#### YOUR INSTRUCTIONS
Type out the material below exactly.

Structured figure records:

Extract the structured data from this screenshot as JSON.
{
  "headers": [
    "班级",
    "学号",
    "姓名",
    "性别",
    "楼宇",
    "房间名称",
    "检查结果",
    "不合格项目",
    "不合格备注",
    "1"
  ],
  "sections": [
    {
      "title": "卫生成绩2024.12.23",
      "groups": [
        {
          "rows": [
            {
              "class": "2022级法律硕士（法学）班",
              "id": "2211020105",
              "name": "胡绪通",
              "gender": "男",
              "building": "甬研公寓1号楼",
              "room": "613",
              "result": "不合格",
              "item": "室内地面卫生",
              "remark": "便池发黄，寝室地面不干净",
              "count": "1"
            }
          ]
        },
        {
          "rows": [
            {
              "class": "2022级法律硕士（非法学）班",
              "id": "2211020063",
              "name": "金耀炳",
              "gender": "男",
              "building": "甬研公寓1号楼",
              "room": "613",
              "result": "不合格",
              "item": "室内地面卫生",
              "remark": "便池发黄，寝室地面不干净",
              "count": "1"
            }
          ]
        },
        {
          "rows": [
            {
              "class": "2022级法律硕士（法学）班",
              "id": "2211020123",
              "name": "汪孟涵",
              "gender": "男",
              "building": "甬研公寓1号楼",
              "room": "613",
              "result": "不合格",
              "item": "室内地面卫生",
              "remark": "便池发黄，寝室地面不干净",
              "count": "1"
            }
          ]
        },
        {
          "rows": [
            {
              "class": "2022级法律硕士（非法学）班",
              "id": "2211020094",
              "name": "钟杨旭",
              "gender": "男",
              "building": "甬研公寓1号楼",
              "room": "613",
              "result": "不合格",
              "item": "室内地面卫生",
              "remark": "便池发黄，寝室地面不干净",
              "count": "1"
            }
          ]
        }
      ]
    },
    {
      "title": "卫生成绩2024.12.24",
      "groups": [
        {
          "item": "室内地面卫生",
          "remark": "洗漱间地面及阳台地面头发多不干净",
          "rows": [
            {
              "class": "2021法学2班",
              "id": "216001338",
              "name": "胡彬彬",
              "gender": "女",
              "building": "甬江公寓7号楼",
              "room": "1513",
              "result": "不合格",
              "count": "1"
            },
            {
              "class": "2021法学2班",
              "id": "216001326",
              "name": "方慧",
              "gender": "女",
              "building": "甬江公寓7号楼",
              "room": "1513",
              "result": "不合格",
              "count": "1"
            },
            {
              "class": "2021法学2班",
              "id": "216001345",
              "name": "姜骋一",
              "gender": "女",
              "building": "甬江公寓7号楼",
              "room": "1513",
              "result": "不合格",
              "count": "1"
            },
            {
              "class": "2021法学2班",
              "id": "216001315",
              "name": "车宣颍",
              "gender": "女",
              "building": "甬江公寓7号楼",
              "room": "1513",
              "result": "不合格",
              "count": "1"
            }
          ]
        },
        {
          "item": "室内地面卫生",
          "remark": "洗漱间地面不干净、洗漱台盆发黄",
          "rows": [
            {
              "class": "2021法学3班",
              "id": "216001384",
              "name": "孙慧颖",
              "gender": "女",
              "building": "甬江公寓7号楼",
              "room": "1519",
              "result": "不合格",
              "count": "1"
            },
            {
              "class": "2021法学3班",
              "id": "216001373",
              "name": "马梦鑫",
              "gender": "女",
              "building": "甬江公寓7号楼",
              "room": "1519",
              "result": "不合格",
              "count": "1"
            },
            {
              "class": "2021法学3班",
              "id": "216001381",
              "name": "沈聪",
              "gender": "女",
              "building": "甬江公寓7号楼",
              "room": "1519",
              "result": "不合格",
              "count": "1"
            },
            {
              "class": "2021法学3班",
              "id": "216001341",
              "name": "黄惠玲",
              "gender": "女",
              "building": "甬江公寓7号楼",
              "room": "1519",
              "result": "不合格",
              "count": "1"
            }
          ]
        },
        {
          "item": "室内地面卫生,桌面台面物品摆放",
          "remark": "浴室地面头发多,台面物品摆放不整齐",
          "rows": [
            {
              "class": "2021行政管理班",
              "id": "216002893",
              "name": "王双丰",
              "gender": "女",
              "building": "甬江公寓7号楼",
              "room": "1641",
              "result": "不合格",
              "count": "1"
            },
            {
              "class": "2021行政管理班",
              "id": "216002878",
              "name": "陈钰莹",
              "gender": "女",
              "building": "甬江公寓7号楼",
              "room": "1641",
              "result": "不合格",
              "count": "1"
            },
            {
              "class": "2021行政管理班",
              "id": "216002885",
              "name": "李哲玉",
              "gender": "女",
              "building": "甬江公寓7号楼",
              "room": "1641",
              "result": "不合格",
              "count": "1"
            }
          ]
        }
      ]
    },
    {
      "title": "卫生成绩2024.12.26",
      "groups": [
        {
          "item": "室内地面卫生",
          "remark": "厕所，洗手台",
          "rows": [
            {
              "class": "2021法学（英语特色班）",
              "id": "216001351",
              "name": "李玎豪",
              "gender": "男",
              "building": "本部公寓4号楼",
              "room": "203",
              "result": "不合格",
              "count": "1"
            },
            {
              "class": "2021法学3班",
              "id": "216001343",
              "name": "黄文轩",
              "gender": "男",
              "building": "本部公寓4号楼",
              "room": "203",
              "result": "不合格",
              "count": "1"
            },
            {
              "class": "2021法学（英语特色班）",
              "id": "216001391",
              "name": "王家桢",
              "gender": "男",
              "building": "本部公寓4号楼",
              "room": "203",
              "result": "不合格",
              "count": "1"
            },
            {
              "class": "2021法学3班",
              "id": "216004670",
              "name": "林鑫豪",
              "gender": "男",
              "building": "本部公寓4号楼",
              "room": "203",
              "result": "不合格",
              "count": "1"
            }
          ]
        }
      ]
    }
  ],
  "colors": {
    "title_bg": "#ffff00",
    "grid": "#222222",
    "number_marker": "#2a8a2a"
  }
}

#### WRITTEN SOLUTION
Extract the structured data from this screenshot as JSON.
{
  "headers": [
    "班级",
    "学号",
    "姓名",
    "性别",
    "楼宇",
    "房间名称",
    "检查结果",
    "不合格项目",
    "不合格备注",
    "1"
  ],
  "sections": [
    {
      "title": "卫生成绩2024.12.23",
      "groups": [
        {
          "rows": [
            {
              "class": "2022级法律硕士（法学）班",
              "id": "2211020105",
              "name": "胡绪通",
              "gender": "男",
              "building": "甬研公寓1号楼",
              "room": "613",
              "result": "不合格",
              "item": "室内地面卫生",
              "remark": "便池发黄，寝室地面不干净",
              "count": "1"
            }
          ]
        },
        {
          "rows": [
            {
              "class": "2022级法律硕士（非法学）班",
              "id": "2211020063",
              "name": "金耀炳",
              "gender": "男",
              "building": "甬研公寓1号楼",
              "room": "613",
              "result": "不合格",
              "item": "室内地面卫生",
              "remark": "便池发黄，寝室地面不干净",
              "count": "1"
            }
          ]
        },
        {
          "rows": [
            {
              "class": "2022级法律硕士（法学）班",
              "id": "2211020123",
              "name": "汪孟涵",
              "gender": "男",
              "building": "甬研公寓1号楼",
              "room": "613",
              "result": "不合格",
              "item": "室内地面卫生",
              "remark": "便池发黄，寝室地面不干净",
              "count": "1"
            }
          ]
        },
        {
          "rows": [
            {
              "class": "2022级法律硕士（非法学）班",
              "id": "2211020094",
              "name": "钟杨旭",
              "gender": "男",
              "building": "甬研公寓1号楼",
              "room": "613",
              "result": "不合格",
              "item": "室内地面卫生",
              "remark": "便池发黄，寝室地面不干净",
              "count": "1"
            }
          ]
        }
      ]
    },
    {
      "title": "卫生成绩2024.12.24",
      "groups": [
        {
          "item": "室内地面卫生",
          "remark": "洗漱间地面及阳台地面头发多不干净",
          "rows": [
            {
              "class": "2021法学2班",
              "id": "216001338",
              "name": "胡彬彬",
              "gender": "女",
              "building": "甬江公寓7号楼",
              "room": "1513",
              "result": "不合格",
              "count": "1"
            },
            {
              "class": "2021法学2班",
              "id": "216001326",
              "name": "方慧",
              "gender": "女",
              "building": "甬江公寓7号楼",
              "room": "1513",
              "result": "不合格",
              "count": "1"
            },
            {
              "class": "2021法学2班",
              "id": "216001345",
              "name": "姜骋一",
              "gender": "女",
              "building": "甬江公寓7号楼",
              "room": "1513",
              "result": "不合格",
              "count": "1"
            },
            {
              "class": "2021法学2班",
              "id": "216001315",
              "name": "车宣颍",
              "gender": "女",
              "building": "甬江公寓7号楼",
              "room": "1513",
              "result": "不合格",
              "count": "1"
            }
          ]
        },
        {
          "item": "室内地面卫生",
          "remark": "洗漱间地面不干净、洗漱台盆发黄",
          "rows": [
            {
              "class": "2021法学3班",
              "id": "216001384",
              "name": "孙慧颖",
              "gender": "女",
              "building": "甬江公寓7号楼",
              "room": "1519",
              "result": "不合格",
              "count": "1"
            },
            {
              "class": "2021法学3班",
              "id": "216001373",
              "name": "马梦鑫",
              "gender": "女",
              "building": "甬江公寓7号楼",
              "room": "1519",
              "result": "不合格",
              "count": "1"
            },
            {
              "class": "2021法学3班",
              "id": "216001381",
              "name": "沈聪",
              "gender": "女",
              "building": "甬江公寓7号楼",
              "room": "1519",
              "result": "不合格",
              "count": "1"
            },
            {
              "class": "2021法学3班",
              "id": "216001341",
              "name": "黄惠玲",
              "gender": "女",
              "building": "甬江公寓7号楼",
              "room": "1519",
              "result": "不合格",
              "count": "1"
            }
          ]
        },
        {
          "item": "室内地面卫生,桌面台面物品摆放",
          "remark": "浴室地面头发多,台面物品摆放不整齐",
          "rows": [
            {
              "class": "2021行政管理班",
              "id": "216002893",
              "name": "王双丰",
              "gender": "女",
              "building": "甬江公寓7号楼",
              "room": "1641",
              "result": "不合格",
              "count": "1"
            },
            {
              "class": "2021行政管理班",
              "id": "216002878",
              "name": "陈钰莹",
              "gender": "女",
              "building": "甬江公寓7号楼",
              "room": "1641",
              "result": "不合格",
              "count": "1"
            },
            {
              "class": "2021行政管理班",
              "id": "216002885",
              "name": "李哲玉",
              "gender": "女",
              "building": "甬江公寓7号楼",
              "room": "1641",
              "result": "不合格",
              "count": "1"
            }
          ]
        }
      ]
    },
    {
      "title": "卫生成绩2024.12.26",
      "groups": [
        {
          "item": "室内地面卫生",
          "remark": "厕所，洗手台",
          "rows": [
            {
              "class": "2021法学（英语特色班）",
              "id": "216001351",
              "name": "李玎豪",
              "gender": "男",
              "building": "本部公寓4号楼",
              "room": "203",
              "result": "不合格",
              "count": "1"
            },
            {
              "class": "2021法学3班",
              "id": "216001343",
              "name": "黄文轩",
              "gender": "男",
              "building": "本部公寓4号楼",
              "room": "203",
              "result": "不合格",
              "count": "1"
            },
            {
              "class": "2021法学（英语特色班）",
              "id": "216001391",
              "name": "王家桢",
              "gender": "男",
              "building": "本部公寓4号楼",
              "room": "203",
              "result": "不合格",
              "count": "1"
            },
            {
              "class": "2021法学3班",
              "id": "216004670",
              "name": "林鑫豪",
              "gender": "男",
              "building": "本部公寓4号楼",
              "room": "203",
              "result": "不合格",
              "count": "1"
            }
          ]
        }
      ]
    }
  ],
  "colors": {
    "title_bg": "#ffff00",
    "grid": "#222222",
    "number_marker": "#2a8a2a"
  }
}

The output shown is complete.